WRITTEN EXERCISE | Retype the full set of records. Keep every character identical.

(Stored entries)
▽
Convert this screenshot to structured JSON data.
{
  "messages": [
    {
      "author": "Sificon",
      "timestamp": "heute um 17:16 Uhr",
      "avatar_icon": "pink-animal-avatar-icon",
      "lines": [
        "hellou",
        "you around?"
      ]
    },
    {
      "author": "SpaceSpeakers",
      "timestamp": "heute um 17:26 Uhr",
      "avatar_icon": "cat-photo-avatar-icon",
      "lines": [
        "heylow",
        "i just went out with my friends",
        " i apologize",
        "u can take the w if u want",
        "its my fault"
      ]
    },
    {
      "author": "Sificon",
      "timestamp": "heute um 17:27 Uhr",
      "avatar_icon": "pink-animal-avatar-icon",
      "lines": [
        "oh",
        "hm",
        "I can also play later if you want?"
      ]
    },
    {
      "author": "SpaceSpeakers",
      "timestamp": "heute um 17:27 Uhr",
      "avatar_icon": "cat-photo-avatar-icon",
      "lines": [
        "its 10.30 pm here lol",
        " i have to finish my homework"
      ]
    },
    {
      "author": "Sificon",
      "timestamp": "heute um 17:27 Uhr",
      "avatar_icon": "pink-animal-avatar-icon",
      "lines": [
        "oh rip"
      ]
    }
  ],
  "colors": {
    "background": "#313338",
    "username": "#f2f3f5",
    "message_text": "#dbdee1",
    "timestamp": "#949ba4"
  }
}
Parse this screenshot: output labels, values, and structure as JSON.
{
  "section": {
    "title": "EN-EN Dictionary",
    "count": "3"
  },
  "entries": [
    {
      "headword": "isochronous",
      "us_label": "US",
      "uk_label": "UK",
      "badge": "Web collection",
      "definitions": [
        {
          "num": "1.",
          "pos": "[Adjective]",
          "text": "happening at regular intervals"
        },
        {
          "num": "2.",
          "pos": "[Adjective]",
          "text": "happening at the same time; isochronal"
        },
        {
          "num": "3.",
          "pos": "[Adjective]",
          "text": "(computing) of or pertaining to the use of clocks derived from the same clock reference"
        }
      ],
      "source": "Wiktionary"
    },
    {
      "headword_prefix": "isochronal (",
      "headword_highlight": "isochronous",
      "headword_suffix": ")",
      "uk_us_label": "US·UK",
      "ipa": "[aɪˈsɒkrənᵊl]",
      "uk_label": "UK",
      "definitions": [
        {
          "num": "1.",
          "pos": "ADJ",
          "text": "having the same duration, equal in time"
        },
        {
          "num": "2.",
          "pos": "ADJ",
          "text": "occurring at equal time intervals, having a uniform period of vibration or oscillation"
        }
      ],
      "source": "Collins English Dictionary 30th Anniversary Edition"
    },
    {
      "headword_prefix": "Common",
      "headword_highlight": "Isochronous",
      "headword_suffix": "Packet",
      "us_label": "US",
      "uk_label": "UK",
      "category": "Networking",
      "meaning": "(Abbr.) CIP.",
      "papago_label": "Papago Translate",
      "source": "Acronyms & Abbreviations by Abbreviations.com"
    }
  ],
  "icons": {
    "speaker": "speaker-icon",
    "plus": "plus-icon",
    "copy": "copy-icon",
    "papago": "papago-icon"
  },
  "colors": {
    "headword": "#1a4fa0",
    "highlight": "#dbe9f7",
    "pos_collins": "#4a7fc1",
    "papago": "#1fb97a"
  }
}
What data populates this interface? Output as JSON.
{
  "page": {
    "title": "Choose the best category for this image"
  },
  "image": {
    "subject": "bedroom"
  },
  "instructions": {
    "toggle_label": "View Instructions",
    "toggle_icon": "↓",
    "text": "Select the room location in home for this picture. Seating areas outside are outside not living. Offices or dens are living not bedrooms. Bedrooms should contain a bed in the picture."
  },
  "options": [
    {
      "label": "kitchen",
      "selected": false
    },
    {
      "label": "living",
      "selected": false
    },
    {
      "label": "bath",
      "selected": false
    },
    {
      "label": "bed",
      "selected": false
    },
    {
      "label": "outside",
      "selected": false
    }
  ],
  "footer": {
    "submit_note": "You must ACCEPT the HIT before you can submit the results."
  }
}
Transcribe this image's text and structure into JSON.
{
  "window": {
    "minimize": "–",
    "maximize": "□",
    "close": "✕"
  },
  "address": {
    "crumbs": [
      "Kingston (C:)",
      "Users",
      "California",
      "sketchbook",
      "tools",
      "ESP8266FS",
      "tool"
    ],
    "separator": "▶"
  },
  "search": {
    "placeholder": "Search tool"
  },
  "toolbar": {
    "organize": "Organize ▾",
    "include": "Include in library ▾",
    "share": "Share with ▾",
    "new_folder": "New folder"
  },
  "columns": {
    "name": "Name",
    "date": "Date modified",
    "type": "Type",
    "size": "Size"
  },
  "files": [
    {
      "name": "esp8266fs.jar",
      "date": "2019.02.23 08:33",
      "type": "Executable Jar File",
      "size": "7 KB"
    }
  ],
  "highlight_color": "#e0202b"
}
△
FINAL ANSWER |
Convert this screenshot to structured JSON data.
{
  "messages": [
    {
      "author": "Sificon",
      "timestamp": "heute um 17:16 Uhr",
      "avatar_icon": "pink-animal-avatar-icon",
      "lines": [
        "hellou",
        "you around?"
      ]
    },
    {
      "author": "SpaceSpeakers",
      "timestamp": "heute um 17:26 Uhr",
      "avatar_icon": "cat-photo-avatar-icon",
      "lines": [
        "heylow",
        "i just went out with my friends",
        " i apologize",
        "u can take the w if u want",
        "its my fault"
      ]
    },
    {
      "author": "Sificon",
      "timestamp": "heute um 17:27 Uhr",
      "avatar_icon": "pink-animal-avatar-icon",
      "lines": [
        "oh",
        "hm",
        "I can also play later if you want?"
      ]
    },
    {
      "author": "SpaceSpeakers",
      "timestamp": "heute um 17:27 Uhr",
      "avatar_icon": "cat-photo-avatar-icon",
      "lines": [
        "its 10.30 pm here lol",
        " i have to finish my homework"
      ]
    },
    {
      "author": "Sificon",
      "timestamp": "heute um 17:27 Uhr",
      "avatar_icon": "pink-animal-avatar-icon",
      "lines": [
        "oh rip"
      ]
    }
  ],
  "colors": {
    "background": "#313338",
    "username": "#f2f3f5",
    "message_text": "#dbdee1",
    "timestamp": "#949ba4"
  }
}
Parse this screenshot: output labels, values, and structure as JSON.
{
  "section": {
    "title": "EN-EN Dictionary",
    "count": "3"
  },
  "entries": [
    {
      "headword": "isochronous",
      "us_label": "US",
      "uk_label": "UK",
      "badge": "Web collection",
      "definitions": [
        {
          "num": "1.",
          "pos": "[Adjective]",
          "text": "happening at regular intervals"
        },
        {
          "num": "2.",
          "pos": "[Adjective]",
          "text": "happening at the same time; isochronal"
        },
        {
          "num": "3.",
          "pos": "[Adjective]",
          "text": "(computing) of or pertaining to the use of clocks derived from the same clock reference"
        }
      ],
      "source": "Wiktionary"
    },
    {
      "headword_prefix": "isochronal (",
      "headword_highlight": "isochronous",
      "headword_suffix": ")",
      "uk_us_label": "US·UK",
      "ipa": "[aɪˈsɒkrənᵊl]",
      "uk_label": "UK",
      "definitions": [
        {
          "num": "1.",
          "pos": "ADJ",
          "text": "having the same duration, equal in time"
        },
        {
          "num": "2.",
          "pos": "ADJ",
          "text": "occurring at equal time intervals, having a uniform period of vibration or oscillation"
        }
      ],
      "source": "Collins English Dictionary 30th Anniversary Edition"
    },
    {
      "headword_prefix": "Common",
      "headword_highlight": "Isochronous",
      "headword_suffix": "Packet",
      "us_label": "US",
      "uk_label": "UK",
      "category": "Networking",
      "meaning": "(Abbr.) CIP.",
      "papago_label": "Papago Translate",
      "source": "Acronyms & Abbreviations by Abbreviations.com"
    }
  ],
  "icons": {
    "speaker": "speaker-icon",
    "plus": "plus-icon",
    "copy": "copy-icon",
    "papago": "papago-icon"
  },
  "colors": {
    "headword": "#1a4fa0",
    "highlight": "#dbe9f7",
    "pos_collins": "#4a7fc1",
    "papago": "#1fb97a"
  }
}
What data populates this interface? Output as JSON.
{
  "page": {
    "title": "Choose the best category for this image"
  },
  "image": {
    "subject": "bedroom"
  },
  "instructions": {
    "toggle_label": "View Instructions",
    "toggle_icon": "↓",
    "text": "Select the room location in home for this picture. Seating areas outside are outside not living. Offices or dens are living not bedrooms. Bedrooms should contain a bed in the picture."
  },
  "options": [
    {
      "label": "kitchen",
      "selected": false
    },
    {
      "label": "living",
      "selected": false
    },
    {
      "label": "bath",
      "selected": false
    },
    {
      "label": "bed",
      "selected": false
    },
    {
      "label": "outside",
      "selected": false
    }
  ],
  "footer": {
    "submit_note": "You must ACCEPT the HIT before you can submit the results."
  }
}
Transcribe this image's text and structure into JSON.
{
  "window": {
    "minimize": "–",
    "maximize": "□",
    "close": "✕"
  },
  "address": {
    "crumbs": [
      "Kingston (C:)",
      "Users",
      "California",
      "sketchbook",
      "tools",
      "ESP8266FS",
      "tool"
    ],
    "separator": "▶"
  },
  "search": {
    "placeholder": "Search tool"
  },
  "toolbar": {
    "organize": "Organize ▾",
    "include": "Include in library ▾",
    "share": "Share with ▾",
    "new_folder": "New folder"
  },
  "columns": {
    "name": "Name",
    "date": "Date modified",
    "type": "Type",
    "size": "Size"
  },
  "files": [
    {
      "name": "esp8266fs.jar",
      "date": "2019.02.23 08:33",
      "type": "Executable Jar File",
      "size": "7 KB"
    }
  ],
  "highlight_color": "#e0202b"
}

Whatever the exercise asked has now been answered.